**Requirements**
Exactly repeat the material, dropping only the pictures.

**Records provided**
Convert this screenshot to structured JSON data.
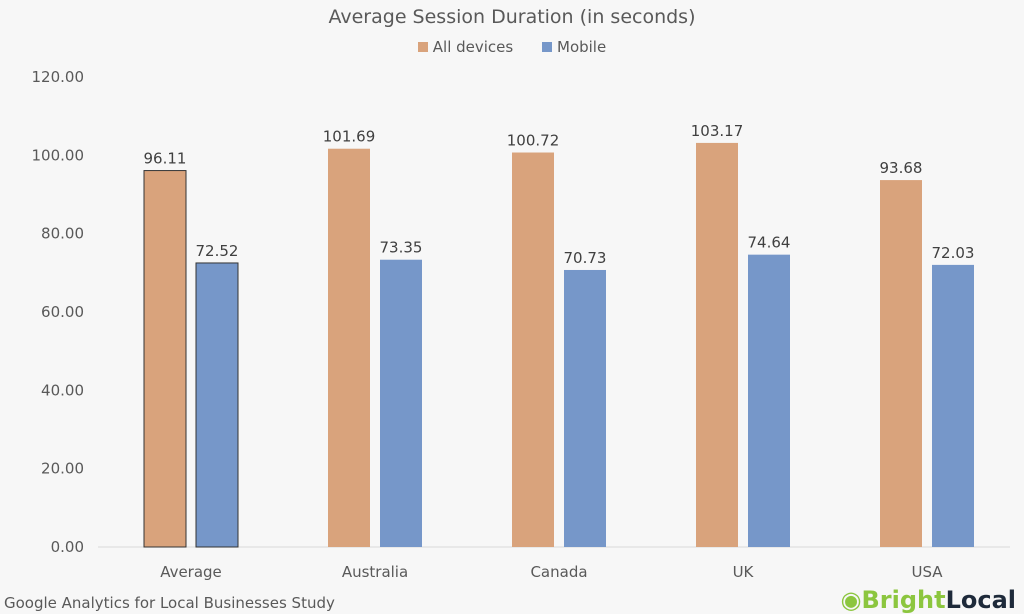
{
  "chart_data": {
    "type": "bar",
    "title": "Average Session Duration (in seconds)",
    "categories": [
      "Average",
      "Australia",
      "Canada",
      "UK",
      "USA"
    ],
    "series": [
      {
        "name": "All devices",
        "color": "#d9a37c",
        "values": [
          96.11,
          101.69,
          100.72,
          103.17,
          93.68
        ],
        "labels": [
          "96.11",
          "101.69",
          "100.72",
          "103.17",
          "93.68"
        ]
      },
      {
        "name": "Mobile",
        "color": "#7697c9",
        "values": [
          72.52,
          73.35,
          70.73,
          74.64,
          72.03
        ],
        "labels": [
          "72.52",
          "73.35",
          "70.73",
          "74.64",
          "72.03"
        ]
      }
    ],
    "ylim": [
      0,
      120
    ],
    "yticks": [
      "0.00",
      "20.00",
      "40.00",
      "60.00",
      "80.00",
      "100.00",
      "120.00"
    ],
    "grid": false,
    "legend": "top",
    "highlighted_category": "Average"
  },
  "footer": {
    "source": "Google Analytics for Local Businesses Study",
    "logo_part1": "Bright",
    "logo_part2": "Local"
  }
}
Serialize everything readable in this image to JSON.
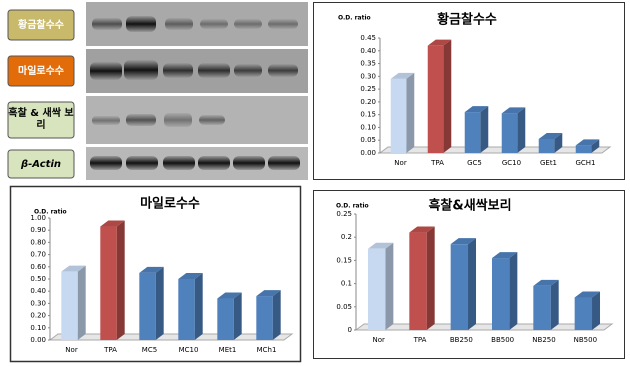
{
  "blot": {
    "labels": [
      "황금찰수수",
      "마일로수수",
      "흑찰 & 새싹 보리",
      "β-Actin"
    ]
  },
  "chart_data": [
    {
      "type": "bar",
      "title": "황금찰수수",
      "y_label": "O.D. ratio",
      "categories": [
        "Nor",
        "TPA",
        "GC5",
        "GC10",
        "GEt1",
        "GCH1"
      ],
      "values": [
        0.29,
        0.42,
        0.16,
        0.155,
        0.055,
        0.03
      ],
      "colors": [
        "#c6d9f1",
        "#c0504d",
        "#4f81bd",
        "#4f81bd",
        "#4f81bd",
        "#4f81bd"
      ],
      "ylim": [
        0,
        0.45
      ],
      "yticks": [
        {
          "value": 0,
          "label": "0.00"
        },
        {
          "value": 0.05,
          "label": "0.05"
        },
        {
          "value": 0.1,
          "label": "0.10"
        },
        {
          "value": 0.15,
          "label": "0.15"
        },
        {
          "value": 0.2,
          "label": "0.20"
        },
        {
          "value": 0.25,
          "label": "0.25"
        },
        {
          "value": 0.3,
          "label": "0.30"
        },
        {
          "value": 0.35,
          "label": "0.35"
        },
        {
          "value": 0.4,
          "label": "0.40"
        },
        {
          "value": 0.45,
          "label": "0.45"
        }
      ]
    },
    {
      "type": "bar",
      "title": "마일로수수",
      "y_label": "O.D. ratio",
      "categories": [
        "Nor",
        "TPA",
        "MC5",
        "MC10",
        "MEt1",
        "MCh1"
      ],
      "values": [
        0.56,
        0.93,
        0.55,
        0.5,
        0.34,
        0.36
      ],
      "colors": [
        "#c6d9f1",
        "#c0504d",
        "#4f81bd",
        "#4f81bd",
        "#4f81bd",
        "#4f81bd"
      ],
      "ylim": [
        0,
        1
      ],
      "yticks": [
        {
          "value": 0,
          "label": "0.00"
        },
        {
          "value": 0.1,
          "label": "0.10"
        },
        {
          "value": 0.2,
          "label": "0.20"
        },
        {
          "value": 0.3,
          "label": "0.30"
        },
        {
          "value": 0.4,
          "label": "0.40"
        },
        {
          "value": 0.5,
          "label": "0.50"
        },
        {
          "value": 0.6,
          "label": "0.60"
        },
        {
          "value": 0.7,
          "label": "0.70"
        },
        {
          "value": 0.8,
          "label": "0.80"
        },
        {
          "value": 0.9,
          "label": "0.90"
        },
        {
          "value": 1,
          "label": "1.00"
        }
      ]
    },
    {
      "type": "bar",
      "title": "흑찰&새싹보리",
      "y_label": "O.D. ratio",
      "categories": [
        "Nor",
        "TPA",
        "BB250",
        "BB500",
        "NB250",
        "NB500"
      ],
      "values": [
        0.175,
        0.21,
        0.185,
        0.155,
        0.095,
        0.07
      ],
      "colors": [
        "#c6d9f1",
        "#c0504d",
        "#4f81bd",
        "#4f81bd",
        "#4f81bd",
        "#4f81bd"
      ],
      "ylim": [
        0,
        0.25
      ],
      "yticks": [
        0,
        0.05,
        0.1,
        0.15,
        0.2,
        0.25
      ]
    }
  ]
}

**Answer below**
Convert this screenshot to structured JSON data.
{
  "chart_data": {
    "type": "bar",
    "title": "Average Session Duration (in seconds)",
    "categories": [
      "Average",
      "Australia",
      "Canada",
      "UK",
      "USA"
    ],
    "series": [
      {
        "name": "All devices",
        "color": "#d9a37c",
        "values": [
          96.11,
          101.69,
          100.72,
          103.17,
          93.68
        ],
        "labels": [
          "96.11",
          "101.69",
          "100.72",
          "103.17",
          "93.68"
        ]
      },
      {
        "name": "Mobile",
        "color": "#7697c9",
        "values": [
          72.52,
          73.35,
          70.73,
          74.64,
          72.03
        ],
        "labels": [
          "72.52",
          "73.35",
          "70.73",
          "74.64",
          "72.03"
        ]
      }
    ],
    "ylim": [
      0,
      120
    ],
    "yticks": [
      "0.00",
      "20.00",
      "40.00",
      "60.00",
      "80.00",
      "100.00",
      "120.00"
    ],
    "grid": false,
    "legend": "top",
    "highlighted_category": "Average"
  },
  "footer": {
    "source": "Google Analytics for Local Businesses Study",
    "logo_part1": "Bright",
    "logo_part2": "Local"
  }
}
Serialize everything readable in this image to JSON.
{
  "blot": {
    "labels": [
      "황금찰수수",
      "마일로수수",
      "흑찰 & 새싹 보리",
      "β-Actin"
    ]
  },
  "chart_data": [
    {
      "type": "bar",
      "title": "황금찰수수",
      "y_label": "O.D. ratio",
      "categories": [
        "Nor",
        "TPA",
        "GC5",
        "GC10",
        "GEt1",
        "GCH1"
      ],
      "values": [
        0.29,
        0.42,
        0.16,
        0.155,
        0.055,
        0.03
      ],
      "colors": [
        "#c6d9f1",
        "#c0504d",
        "#4f81bd",
        "#4f81bd",
        "#4f81bd",
        "#4f81bd"
      ],
      "ylim": [
        0,
        0.45
      ],
      "yticks": [
        {
          "value": 0,
          "label": "0.00"
        },
        {
          "value": 0.05,
          "label": "0.05"
        },
        {
          "value": 0.1,
          "label": "0.10"
        },
        {
          "value": 0.15,
          "label": "0.15"
        },
        {
          "value": 0.2,
          "label": "0.20"
        },
        {
          "value": 0.25,
          "label": "0.25"
        },
        {
          "value": 0.3,
          "label": "0.30"
        },
        {
          "value": 0.35,
          "label": "0.35"
        },
        {
          "value": 0.4,
          "label": "0.40"
        },
        {
          "value": 0.45,
          "label": "0.45"
        }
      ]
    },
    {
      "type": "bar",
      "title": "마일로수수",
      "y_label": "O.D. ratio",
      "categories": [
        "Nor",
        "TPA",
        "MC5",
        "MC10",
        "MEt1",
        "MCh1"
      ],
      "values": [
        0.56,
        0.93,
        0.55,
        0.5,
        0.34,
        0.36
      ],
      "colors": [
        "#c6d9f1",
        "#c0504d",
        "#4f81bd",
        "#4f81bd",
        "#4f81bd",
        "#4f81bd"
      ],
      "ylim": [
        0,
        1
      ],
      "yticks": [
        {
          "value": 0,
          "label": "0.00"
        },
        {
          "value": 0.1,
          "label": "0.10"
        },
        {
          "value": 0.2,
          "label": "0.20"
        },
        {
          "value": 0.3,
          "label": "0.30"
        },
        {
          "value": 0.4,
          "label": "0.40"
        },
        {
          "value": 0.5,
          "label": "0.50"
        },
        {
          "value": 0.6,
          "label": "0.60"
        },
        {
          "value": 0.7,
          "label": "0.70"
        },
        {
          "value": 0.8,
          "label": "0.80"
        },
        {
          "value": 0.9,
          "label": "0.90"
        },
        {
          "value": 1,
          "label": "1.00"
        }
      ]
    },
    {
      "type": "bar",
      "title": "흑찰&새싹보리",
      "y_label": "O.D. ratio",
      "categories": [
        "Nor",
        "TPA",
        "BB250",
        "BB500",
        "NB250",
        "NB500"
      ],
      "values": [
        0.175,
        0.21,
        0.185,
        0.155,
        0.095,
        0.07
      ],
      "colors": [
        "#c6d9f1",
        "#c0504d",
        "#4f81bd",
        "#4f81bd",
        "#4f81bd",
        "#4f81bd"
      ],
      "ylim": [
        0,
        0.25
      ],
      "yticks": [
        0,
        0.05,
        0.1,
        0.15,
        0.2,
        0.25
      ]
    }
  ]
}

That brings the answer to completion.